Dataset items:
#####
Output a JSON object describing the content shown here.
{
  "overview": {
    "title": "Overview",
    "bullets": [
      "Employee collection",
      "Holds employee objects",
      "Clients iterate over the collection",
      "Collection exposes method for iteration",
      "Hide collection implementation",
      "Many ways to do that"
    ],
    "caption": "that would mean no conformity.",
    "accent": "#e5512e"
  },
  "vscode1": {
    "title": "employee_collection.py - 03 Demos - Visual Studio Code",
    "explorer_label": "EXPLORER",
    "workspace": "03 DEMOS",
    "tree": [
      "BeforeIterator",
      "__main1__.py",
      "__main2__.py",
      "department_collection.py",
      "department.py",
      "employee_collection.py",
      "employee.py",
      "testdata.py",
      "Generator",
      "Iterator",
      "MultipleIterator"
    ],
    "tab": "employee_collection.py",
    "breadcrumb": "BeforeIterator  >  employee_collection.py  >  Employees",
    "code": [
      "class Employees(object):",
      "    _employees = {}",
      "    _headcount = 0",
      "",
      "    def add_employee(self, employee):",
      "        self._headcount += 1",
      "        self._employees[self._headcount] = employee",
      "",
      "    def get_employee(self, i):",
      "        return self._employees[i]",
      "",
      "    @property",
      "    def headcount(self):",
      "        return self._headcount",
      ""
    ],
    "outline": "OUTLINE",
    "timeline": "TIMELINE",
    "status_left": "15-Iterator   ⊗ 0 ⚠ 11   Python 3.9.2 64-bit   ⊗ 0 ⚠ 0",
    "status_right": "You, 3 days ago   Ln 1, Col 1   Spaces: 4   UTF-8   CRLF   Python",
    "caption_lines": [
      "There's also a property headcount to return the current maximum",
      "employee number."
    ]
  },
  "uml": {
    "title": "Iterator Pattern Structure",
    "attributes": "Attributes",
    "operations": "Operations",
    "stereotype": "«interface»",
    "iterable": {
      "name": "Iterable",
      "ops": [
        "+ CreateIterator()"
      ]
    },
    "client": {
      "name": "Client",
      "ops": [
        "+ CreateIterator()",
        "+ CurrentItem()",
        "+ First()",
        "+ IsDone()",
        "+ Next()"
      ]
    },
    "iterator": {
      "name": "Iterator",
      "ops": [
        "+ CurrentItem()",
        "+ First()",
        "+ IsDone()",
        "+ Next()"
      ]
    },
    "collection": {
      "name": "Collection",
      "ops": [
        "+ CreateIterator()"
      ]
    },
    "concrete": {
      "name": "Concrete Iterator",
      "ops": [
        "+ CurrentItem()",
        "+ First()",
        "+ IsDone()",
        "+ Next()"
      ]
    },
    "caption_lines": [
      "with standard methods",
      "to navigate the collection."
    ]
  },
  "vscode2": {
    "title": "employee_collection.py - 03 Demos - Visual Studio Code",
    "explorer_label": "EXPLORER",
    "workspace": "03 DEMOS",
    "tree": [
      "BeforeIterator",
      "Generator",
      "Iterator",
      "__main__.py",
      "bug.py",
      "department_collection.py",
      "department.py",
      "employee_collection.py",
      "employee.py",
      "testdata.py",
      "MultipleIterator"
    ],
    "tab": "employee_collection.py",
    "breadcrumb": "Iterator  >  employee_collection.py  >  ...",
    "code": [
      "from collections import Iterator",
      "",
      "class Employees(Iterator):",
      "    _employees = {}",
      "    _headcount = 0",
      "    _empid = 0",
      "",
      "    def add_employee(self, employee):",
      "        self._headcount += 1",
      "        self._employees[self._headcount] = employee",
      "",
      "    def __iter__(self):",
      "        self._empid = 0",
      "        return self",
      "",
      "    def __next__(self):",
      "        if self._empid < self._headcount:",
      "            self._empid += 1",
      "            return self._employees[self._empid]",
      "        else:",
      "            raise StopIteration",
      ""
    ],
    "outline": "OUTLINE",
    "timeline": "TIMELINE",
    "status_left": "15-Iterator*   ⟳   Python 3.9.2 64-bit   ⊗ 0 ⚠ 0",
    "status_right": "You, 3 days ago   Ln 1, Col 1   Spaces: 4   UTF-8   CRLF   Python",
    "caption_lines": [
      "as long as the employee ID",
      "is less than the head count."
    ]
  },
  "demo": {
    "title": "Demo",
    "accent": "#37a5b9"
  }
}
#####
§ **EXERCISE INSTRUCTIONS**
Reproduce the records above exactly.

§ **ANSWER**
Output a JSON object describing the content shown here.
{
  "overview": {
    "title": "Overview",
    "bullets": [
      "Employee collection",
      "Holds employee objects",
      "Clients iterate over the collection",
      "Collection exposes method for iteration",
      "Hide collection implementation",
      "Many ways to do that"
    ],
    "caption": "that would mean no conformity.",
    "accent": "#e5512e"
  },
  "vscode1": {
    "title": "employee_collection.py - 03 Demos - Visual Studio Code",
    "explorer_label": "EXPLORER",
    "workspace": "03 DEMOS",
    "tree": [
      "BeforeIterator",
      "__main1__.py",
      "__main2__.py",
      "department_collection.py",
      "department.py",
      "employee_collection.py",
      "employee.py",
      "testdata.py",
      "Generator",
      "Iterator",
      "MultipleIterator"
    ],
    "tab": "employee_collection.py",
    "breadcrumb": "BeforeIterator  >  employee_collection.py  >  Employees",
    "code": [
      "class Employees(object):",
      "    _employees = {}",
      "    _headcount = 0",
      "",
      "    def add_employee(self, employee):",
      "        self._headcount += 1",
      "        self._employees[self._headcount] = employee",
      "",
      "    def get_employee(self, i):",
      "        return self._employees[i]",
      "",
      "    @property",
      "    def headcount(self):",
      "        return self._headcount",
      ""
    ],
    "outline": "OUTLINE",
    "timeline": "TIMELINE",
    "status_left": "15-Iterator   ⊗ 0 ⚠ 11   Python 3.9.2 64-bit   ⊗ 0 ⚠ 0",
    "status_right": "You, 3 days ago   Ln 1, Col 1   Spaces: 4   UTF-8   CRLF   Python",
    "caption_lines": [
      "There's also a property headcount to return the current maximum",
      "employee number."
    ]
  },
  "uml": {
    "title": "Iterator Pattern Structure",
    "attributes": "Attributes",
    "operations": "Operations",
    "stereotype": "«interface»",
    "iterable": {
      "name": "Iterable",
      "ops": [
        "+ CreateIterator()"
      ]
    },
    "client": {
      "name": "Client",
      "ops": [
        "+ CreateIterator()",
        "+ CurrentItem()",
        "+ First()",
        "+ IsDone()",
        "+ Next()"
      ]
    },
    "iterator": {
      "name": "Iterator",
      "ops": [
        "+ CurrentItem()",
        "+ First()",
        "+ IsDone()",
        "+ Next()"
      ]
    },
    "collection": {
      "name": "Collection",
      "ops": [
        "+ CreateIterator()"
      ]
    },
    "concrete": {
      "name": "Concrete Iterator",
      "ops": [
        "+ CurrentItem()",
        "+ First()",
        "+ IsDone()",
        "+ Next()"
      ]
    },
    "caption_lines": [
      "with standard methods",
      "to navigate the collection."
    ]
  },
  "vscode2": {
    "title": "employee_collection.py - 03 Demos - Visual Studio Code",
    "explorer_label": "EXPLORER",
    "workspace": "03 DEMOS",
    "tree": [
      "BeforeIterator",
      "Generator",
      "Iterator",
      "__main__.py",
      "bug.py",
      "department_collection.py",
      "department.py",
      "employee_collection.py",
      "employee.py",
      "testdata.py",
      "MultipleIterator"
    ],
    "tab": "employee_collection.py",
    "breadcrumb": "Iterator  >  employee_collection.py  >  ...",
    "code": [
      "from collections import Iterator",
      "",
      "class Employees(Iterator):",
      "    _employees = {}",
      "    _headcount = 0",
      "    _empid = 0",
      "",
      "    def add_employee(self, employee):",
      "        self._headcount += 1",
      "        self._employees[self._headcount] = employee",
      "",
      "    def __iter__(self):",
      "        self._empid = 0",
      "        return self",
      "",
      "    def __next__(self):",
      "        if self._empid < self._headcount:",
      "            self._empid += 1",
      "            return self._employees[self._empid]",
      "        else:",
      "            raise StopIteration",
      ""
    ],
    "outline": "OUTLINE",
    "timeline": "TIMELINE",
    "status_left": "15-Iterator*   ⟳   Python 3.9.2 64-bit   ⊗ 0 ⚠ 0",
    "status_right": "You, 3 days ago   Ln 1, Col 1   Spaces: 4   UTF-8   CRLF   Python",
    "caption_lines": [
      "as long as the employee ID",
      "is less than the head count."
    ]
  },
  "demo": {
    "title": "Demo",
    "accent": "#37a5b9"
  }
}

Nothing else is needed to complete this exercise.